• _Task requirements_
Can you pull out each line of the data below that includes the word "delle"?

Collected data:
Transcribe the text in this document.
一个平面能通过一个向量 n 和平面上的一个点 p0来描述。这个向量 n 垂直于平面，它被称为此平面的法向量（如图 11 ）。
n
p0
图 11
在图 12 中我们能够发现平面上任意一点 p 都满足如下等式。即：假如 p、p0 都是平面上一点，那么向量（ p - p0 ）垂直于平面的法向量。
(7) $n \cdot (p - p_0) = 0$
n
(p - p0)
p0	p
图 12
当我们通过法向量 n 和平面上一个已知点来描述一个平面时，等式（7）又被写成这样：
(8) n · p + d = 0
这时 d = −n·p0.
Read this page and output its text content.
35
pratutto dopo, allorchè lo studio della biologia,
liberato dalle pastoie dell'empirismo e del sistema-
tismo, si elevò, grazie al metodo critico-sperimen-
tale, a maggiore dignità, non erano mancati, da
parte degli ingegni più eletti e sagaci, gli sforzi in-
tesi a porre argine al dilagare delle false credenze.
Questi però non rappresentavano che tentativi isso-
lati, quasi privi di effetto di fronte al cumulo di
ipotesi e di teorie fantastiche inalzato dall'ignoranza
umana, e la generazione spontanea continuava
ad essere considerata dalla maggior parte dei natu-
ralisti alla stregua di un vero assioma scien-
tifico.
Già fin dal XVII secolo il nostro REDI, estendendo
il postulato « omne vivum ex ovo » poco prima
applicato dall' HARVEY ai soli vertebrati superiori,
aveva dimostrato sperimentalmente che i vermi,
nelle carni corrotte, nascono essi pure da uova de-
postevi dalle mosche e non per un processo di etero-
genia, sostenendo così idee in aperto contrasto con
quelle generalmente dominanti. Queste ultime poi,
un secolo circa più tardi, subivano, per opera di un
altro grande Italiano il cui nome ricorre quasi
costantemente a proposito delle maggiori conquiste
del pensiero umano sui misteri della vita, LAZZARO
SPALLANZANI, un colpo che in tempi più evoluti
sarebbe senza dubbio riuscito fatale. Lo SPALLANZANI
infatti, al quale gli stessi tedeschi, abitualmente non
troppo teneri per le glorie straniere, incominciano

* * *

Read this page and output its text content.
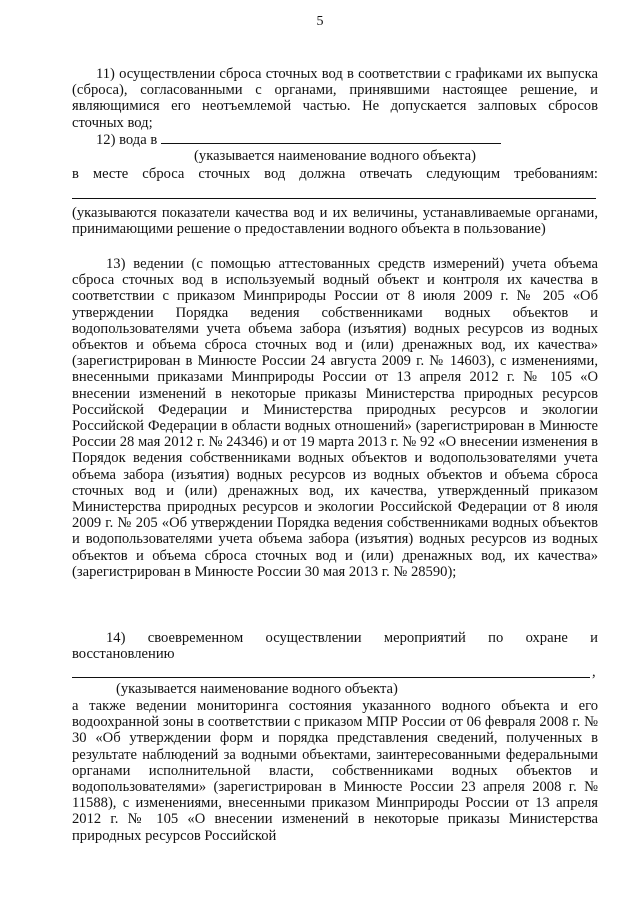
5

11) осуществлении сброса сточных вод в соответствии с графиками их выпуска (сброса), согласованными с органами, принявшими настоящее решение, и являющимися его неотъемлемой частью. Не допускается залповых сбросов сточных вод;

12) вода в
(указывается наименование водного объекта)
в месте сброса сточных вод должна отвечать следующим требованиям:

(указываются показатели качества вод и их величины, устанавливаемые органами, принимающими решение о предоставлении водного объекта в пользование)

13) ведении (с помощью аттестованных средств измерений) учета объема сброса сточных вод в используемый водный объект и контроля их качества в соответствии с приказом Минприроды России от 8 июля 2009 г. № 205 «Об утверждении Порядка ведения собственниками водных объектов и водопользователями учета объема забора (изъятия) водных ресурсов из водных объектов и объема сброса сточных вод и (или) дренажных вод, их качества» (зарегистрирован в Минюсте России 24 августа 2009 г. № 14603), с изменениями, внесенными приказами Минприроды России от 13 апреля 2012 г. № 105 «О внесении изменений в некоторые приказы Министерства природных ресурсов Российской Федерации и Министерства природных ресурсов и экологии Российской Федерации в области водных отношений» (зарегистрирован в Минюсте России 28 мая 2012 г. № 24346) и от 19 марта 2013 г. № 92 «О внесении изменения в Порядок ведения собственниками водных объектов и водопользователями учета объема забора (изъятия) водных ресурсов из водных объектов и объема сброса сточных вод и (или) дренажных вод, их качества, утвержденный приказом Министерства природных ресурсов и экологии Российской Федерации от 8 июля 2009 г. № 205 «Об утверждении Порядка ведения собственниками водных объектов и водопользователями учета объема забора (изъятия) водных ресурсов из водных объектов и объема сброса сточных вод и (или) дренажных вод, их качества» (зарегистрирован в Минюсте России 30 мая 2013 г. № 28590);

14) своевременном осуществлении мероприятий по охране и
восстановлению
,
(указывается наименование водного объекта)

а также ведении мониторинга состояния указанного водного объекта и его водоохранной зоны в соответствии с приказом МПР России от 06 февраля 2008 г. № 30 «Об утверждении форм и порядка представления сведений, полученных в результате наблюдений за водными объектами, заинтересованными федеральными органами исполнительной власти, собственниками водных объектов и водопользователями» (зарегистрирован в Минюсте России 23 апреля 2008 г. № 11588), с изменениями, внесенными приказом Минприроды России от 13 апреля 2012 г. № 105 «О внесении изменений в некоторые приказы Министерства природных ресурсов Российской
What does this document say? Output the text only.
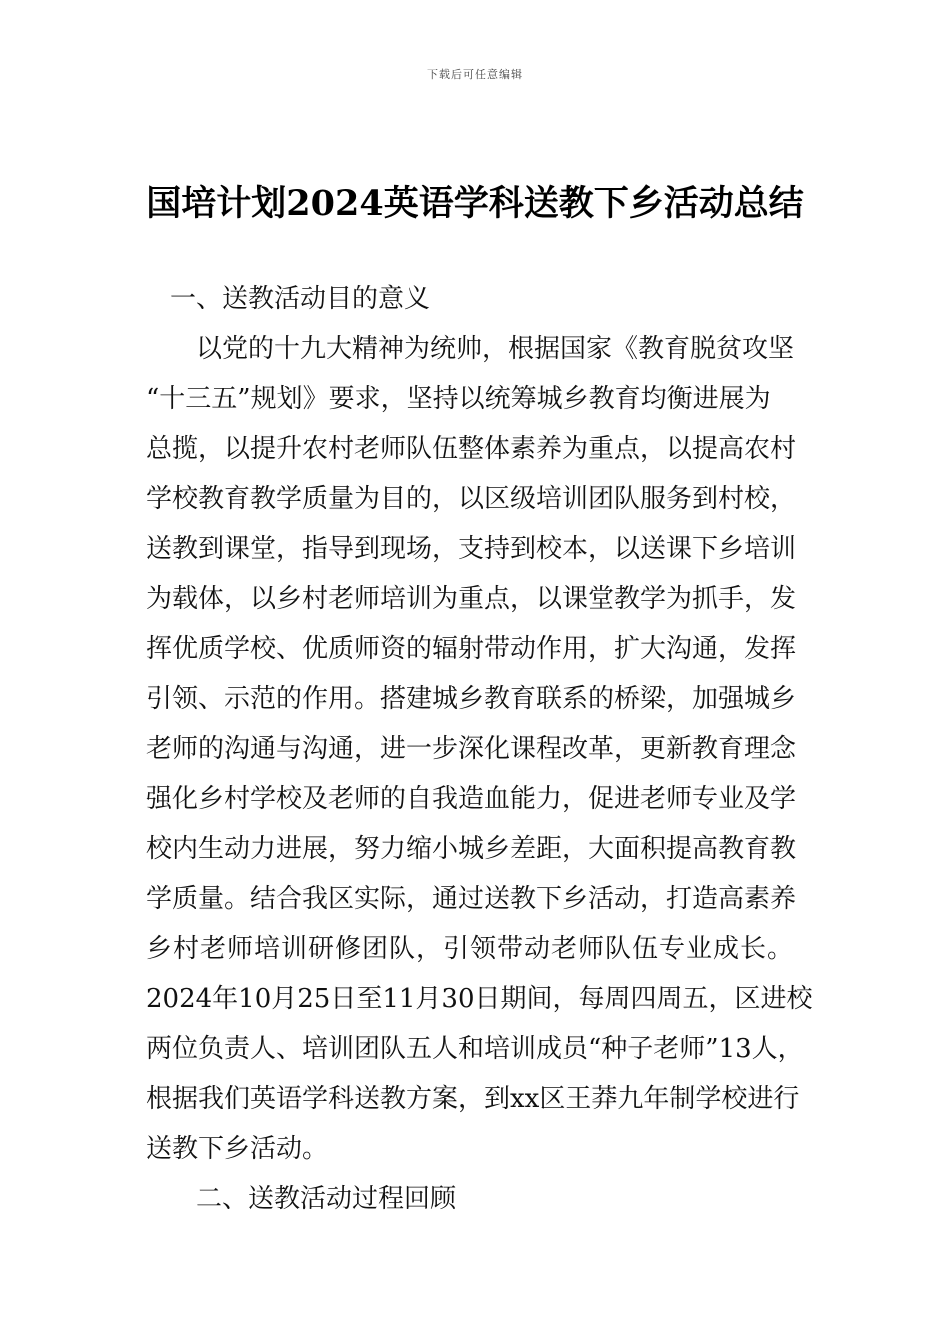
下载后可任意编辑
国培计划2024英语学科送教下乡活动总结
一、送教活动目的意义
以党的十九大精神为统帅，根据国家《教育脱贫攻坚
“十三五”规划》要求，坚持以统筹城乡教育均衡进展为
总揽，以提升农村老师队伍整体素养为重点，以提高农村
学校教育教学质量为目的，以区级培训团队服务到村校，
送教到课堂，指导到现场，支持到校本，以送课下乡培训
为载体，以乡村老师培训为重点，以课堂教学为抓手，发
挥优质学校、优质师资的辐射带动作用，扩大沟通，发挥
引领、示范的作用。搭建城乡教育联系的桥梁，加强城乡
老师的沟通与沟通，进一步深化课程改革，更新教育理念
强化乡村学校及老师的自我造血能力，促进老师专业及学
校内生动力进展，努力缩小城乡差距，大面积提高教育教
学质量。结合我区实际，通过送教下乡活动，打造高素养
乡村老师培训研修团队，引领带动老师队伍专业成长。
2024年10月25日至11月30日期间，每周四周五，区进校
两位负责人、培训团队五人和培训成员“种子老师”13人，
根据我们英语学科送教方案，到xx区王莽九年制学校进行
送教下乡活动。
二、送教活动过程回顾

--

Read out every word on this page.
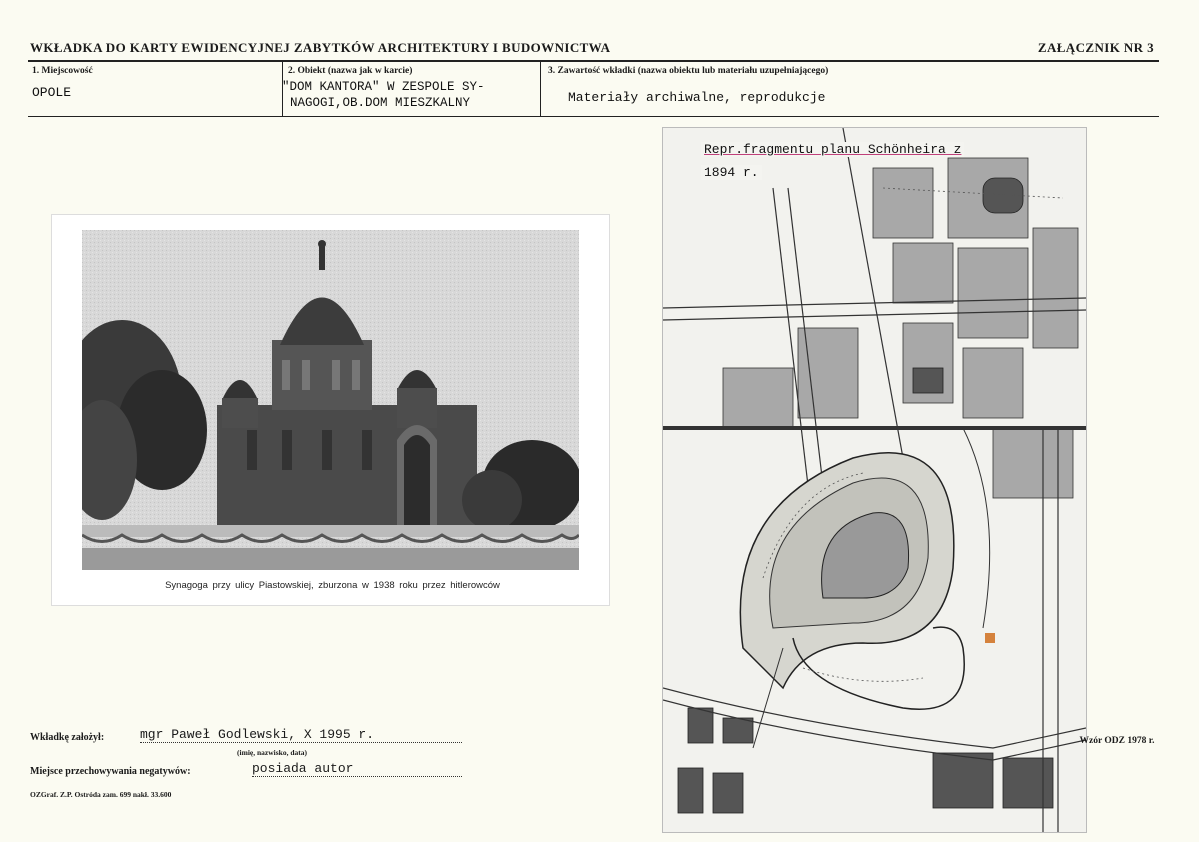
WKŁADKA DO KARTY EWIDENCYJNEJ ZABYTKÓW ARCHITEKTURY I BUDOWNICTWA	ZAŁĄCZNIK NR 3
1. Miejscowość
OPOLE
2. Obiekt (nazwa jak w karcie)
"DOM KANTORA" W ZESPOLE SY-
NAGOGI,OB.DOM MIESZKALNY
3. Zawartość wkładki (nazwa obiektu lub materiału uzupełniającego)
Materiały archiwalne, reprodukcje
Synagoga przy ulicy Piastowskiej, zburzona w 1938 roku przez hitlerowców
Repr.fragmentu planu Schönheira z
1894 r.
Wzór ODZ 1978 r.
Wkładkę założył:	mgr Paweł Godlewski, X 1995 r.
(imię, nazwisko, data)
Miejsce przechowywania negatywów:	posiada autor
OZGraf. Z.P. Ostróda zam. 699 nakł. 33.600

• _Complete response_
tesi a porre argine al dilagare delle false credenze.
costantemente a proposito delle maggiori conquiste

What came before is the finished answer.